▶ _RECORDS FOR THE EXERCISE_

'''

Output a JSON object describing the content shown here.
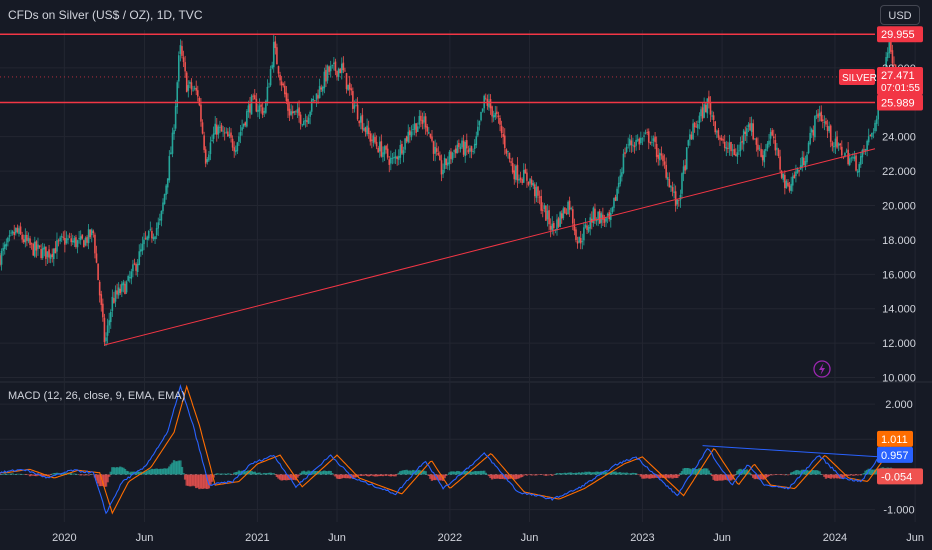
{
  "header": {
    "title": "CFDs on Silver (US$ / OZ), 1D, TVC",
    "currency": "USD"
  },
  "colors": {
    "background": "#161a25",
    "grid": "#232631",
    "resistance": "#f23645",
    "trendline": "#f23645",
    "up_candle": "#26a69a",
    "down_candle": "#ef5350",
    "macd_line": "#2962ff",
    "signal_line": "#ff6d00",
    "hist_up": "#26a69a",
    "hist_down": "#ef5350",
    "axis_text": "#d1d4dc"
  },
  "chart_data": [
    {
      "type": "candlestick",
      "title": "CFDs on Silver (US$ / OZ), 1D, TVC",
      "y_ticks": [
        "28.000",
        "26.000",
        "24.000",
        "22.000",
        "20.000",
        "18.000",
        "16.000",
        "14.000",
        "12.000",
        "10.000"
      ],
      "ylim": [
        9.8,
        30.2
      ],
      "x_ticks": [
        "2020",
        "Jun",
        "2021",
        "Jun",
        "2022",
        "Jun",
        "2023",
        "Jun",
        "2024",
        "Jun"
      ],
      "x_tick_dates": [
        "2020-01-01",
        "2020-06-01",
        "2021-01-01",
        "2021-06-01",
        "2022-01-01",
        "2022-06-01",
        "2023-01-01",
        "2023-06-01",
        "2024-01-01",
        "2024-06-01"
      ],
      "xlim": [
        "2019-09-01",
        "2024-07-03"
      ],
      "price_path": [
        {
          "date": "2019-09-01",
          "value": 17.0
        },
        {
          "date": "2019-10-01",
          "value": 18.5
        },
        {
          "date": "2019-11-01",
          "value": 17.5
        },
        {
          "date": "2019-12-01",
          "value": 17.2
        },
        {
          "date": "2020-01-01",
          "value": 18.0
        },
        {
          "date": "2020-02-01",
          "value": 17.8
        },
        {
          "date": "2020-02-25",
          "value": 18.4
        },
        {
          "date": "2020-03-18",
          "value": 11.9
        },
        {
          "date": "2020-04-01",
          "value": 14.5
        },
        {
          "date": "2020-05-01",
          "value": 15.5
        },
        {
          "date": "2020-06-01",
          "value": 17.8
        },
        {
          "date": "2020-07-01",
          "value": 19.0
        },
        {
          "date": "2020-07-25",
          "value": 24.0
        },
        {
          "date": "2020-08-07",
          "value": 29.2
        },
        {
          "date": "2020-08-20",
          "value": 27.0
        },
        {
          "date": "2020-09-10",
          "value": 26.5
        },
        {
          "date": "2020-09-25",
          "value": 22.8
        },
        {
          "date": "2020-10-15",
          "value": 24.5
        },
        {
          "date": "2020-11-20",
          "value": 23.5
        },
        {
          "date": "2020-12-20",
          "value": 26.0
        },
        {
          "date": "2021-01-15",
          "value": 25.5
        },
        {
          "date": "2021-02-01",
          "value": 29.2
        },
        {
          "date": "2021-03-01",
          "value": 25.5
        },
        {
          "date": "2021-04-01",
          "value": 25.0
        },
        {
          "date": "2021-05-15",
          "value": 27.8
        },
        {
          "date": "2021-06-10",
          "value": 28.0
        },
        {
          "date": "2021-07-01",
          "value": 26.0
        },
        {
          "date": "2021-08-01",
          "value": 24.0
        },
        {
          "date": "2021-09-15",
          "value": 22.5
        },
        {
          "date": "2021-10-20",
          "value": 24.5
        },
        {
          "date": "2021-11-15",
          "value": 25.0
        },
        {
          "date": "2021-12-15",
          "value": 22.0
        },
        {
          "date": "2022-01-15",
          "value": 23.5
        },
        {
          "date": "2022-02-15",
          "value": 23.0
        },
        {
          "date": "2022-03-08",
          "value": 26.2
        },
        {
          "date": "2022-04-01",
          "value": 25.0
        },
        {
          "date": "2022-05-01",
          "value": 22.0
        },
        {
          "date": "2022-06-01",
          "value": 21.5
        },
        {
          "date": "2022-07-15",
          "value": 18.6
        },
        {
          "date": "2022-08-15",
          "value": 20.2
        },
        {
          "date": "2022-09-01",
          "value": 17.8
        },
        {
          "date": "2022-10-01",
          "value": 19.5
        },
        {
          "date": "2022-11-01",
          "value": 19.0
        },
        {
          "date": "2022-12-01",
          "value": 23.5
        },
        {
          "date": "2023-01-15",
          "value": 24.0
        },
        {
          "date": "2023-02-15",
          "value": 22.0
        },
        {
          "date": "2023-03-08",
          "value": 19.9
        },
        {
          "date": "2023-04-01",
          "value": 24.0
        },
        {
          "date": "2023-05-05",
          "value": 26.0
        },
        {
          "date": "2023-06-01",
          "value": 23.5
        },
        {
          "date": "2023-07-01",
          "value": 23.0
        },
        {
          "date": "2023-07-20",
          "value": 25.0
        },
        {
          "date": "2023-08-15",
          "value": 22.8
        },
        {
          "date": "2023-09-01",
          "value": 24.2
        },
        {
          "date": "2023-10-01",
          "value": 21.0
        },
        {
          "date": "2023-11-01",
          "value": 22.5
        },
        {
          "date": "2023-12-01",
          "value": 25.5
        },
        {
          "date": "2024-01-01",
          "value": 23.5
        },
        {
          "date": "2024-02-15",
          "value": 22.3
        },
        {
          "date": "2024-03-01",
          "value": 23.5
        },
        {
          "date": "2024-03-20",
          "value": 25.0
        },
        {
          "date": "2024-04-01",
          "value": 27.0
        },
        {
          "date": "2024-04-12",
          "value": 29.8
        },
        {
          "date": "2024-04-20",
          "value": 28.5
        },
        {
          "date": "2024-04-30",
          "value": 27.47
        }
      ],
      "horizontal_lines": [
        {
          "value": 29.955,
          "label": "29.955"
        },
        {
          "value": 25.989,
          "label": "25.989"
        }
      ],
      "trendline": {
        "start": {
          "date": "2020-03-18",
          "value": 11.9
        },
        "end": {
          "date": "2024-07-01",
          "value": 23.3
        }
      },
      "last_price": {
        "symbol": "SILVER",
        "value": "27.471",
        "countdown": "07:01:55",
        "numeric": 27.471
      }
    },
    {
      "type": "line",
      "title": "MACD (12, 26, close, 9, EMA, EMA)",
      "y_ticks": [
        "2.000",
        "1.000",
        "-1.000"
      ],
      "y_tick_values": [
        2,
        1,
        -1
      ],
      "ylim": [
        -1.35,
        2.6
      ],
      "zero_line": true,
      "macd_path": [
        {
          "date": "2019-09-01",
          "value": 0.05
        },
        {
          "date": "2019-10-15",
          "value": 0.15
        },
        {
          "date": "2019-12-01",
          "value": -0.1
        },
        {
          "date": "2020-01-15",
          "value": 0.12
        },
        {
          "date": "2020-02-25",
          "value": 0.05
        },
        {
          "date": "2020-03-20",
          "value": -1.1
        },
        {
          "date": "2020-04-20",
          "value": -0.2
        },
        {
          "date": "2020-06-01",
          "value": 0.2
        },
        {
          "date": "2020-07-15",
          "value": 1.2
        },
        {
          "date": "2020-08-08",
          "value": 2.5
        },
        {
          "date": "2020-09-01",
          "value": 1.4
        },
        {
          "date": "2020-10-01",
          "value": -0.3
        },
        {
          "date": "2020-11-15",
          "value": -0.2
        },
        {
          "date": "2020-12-20",
          "value": 0.3
        },
        {
          "date": "2021-02-01",
          "value": 0.55
        },
        {
          "date": "2021-03-15",
          "value": -0.35
        },
        {
          "date": "2021-05-20",
          "value": 0.55
        },
        {
          "date": "2021-07-01",
          "value": -0.1
        },
        {
          "date": "2021-09-20",
          "value": -0.55
        },
        {
          "date": "2021-11-15",
          "value": 0.4
        },
        {
          "date": "2021-12-20",
          "value": -0.4
        },
        {
          "date": "2022-03-08",
          "value": 0.6
        },
        {
          "date": "2022-05-10",
          "value": -0.5
        },
        {
          "date": "2022-07-15",
          "value": -0.7
        },
        {
          "date": "2022-09-01",
          "value": -0.4
        },
        {
          "date": "2022-11-15",
          "value": 0.3
        },
        {
          "date": "2022-12-20",
          "value": 0.5
        },
        {
          "date": "2023-03-08",
          "value": -0.6
        },
        {
          "date": "2023-05-05",
          "value": 0.75
        },
        {
          "date": "2023-06-20",
          "value": -0.3
        },
        {
          "date": "2023-07-20",
          "value": 0.3
        },
        {
          "date": "2023-08-20",
          "value": -0.3
        },
        {
          "date": "2023-10-05",
          "value": -0.4
        },
        {
          "date": "2023-12-01",
          "value": 0.55
        },
        {
          "date": "2024-01-15",
          "value": -0.1
        },
        {
          "date": "2024-02-20",
          "value": -0.2
        },
        {
          "date": "2024-03-20",
          "value": 0.4
        },
        {
          "date": "2024-04-18",
          "value": 1.2
        },
        {
          "date": "2024-04-30",
          "value": 0.957
        }
      ],
      "signal_lag_days": 12,
      "macd_divergence_line": {
        "start": {
          "date": "2023-04-25",
          "value": 0.82
        },
        "end": {
          "date": "2024-05-20",
          "value": 0.45
        }
      },
      "labels": {
        "signal": "1.011",
        "macd": "0.957",
        "histogram": "-0.054"
      },
      "label_values": {
        "signal": 1.011,
        "macd": 0.957,
        "histogram": -0.054
      }
    }
  ]
}
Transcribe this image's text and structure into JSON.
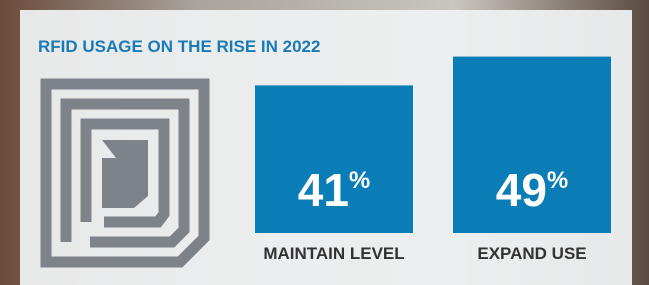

'''

▶ _WORK INSTRUCTIONS_
The answer should be a single number: the count of lines in the data that include the string "title".

▶ _EXPECTED OUTPUT_
3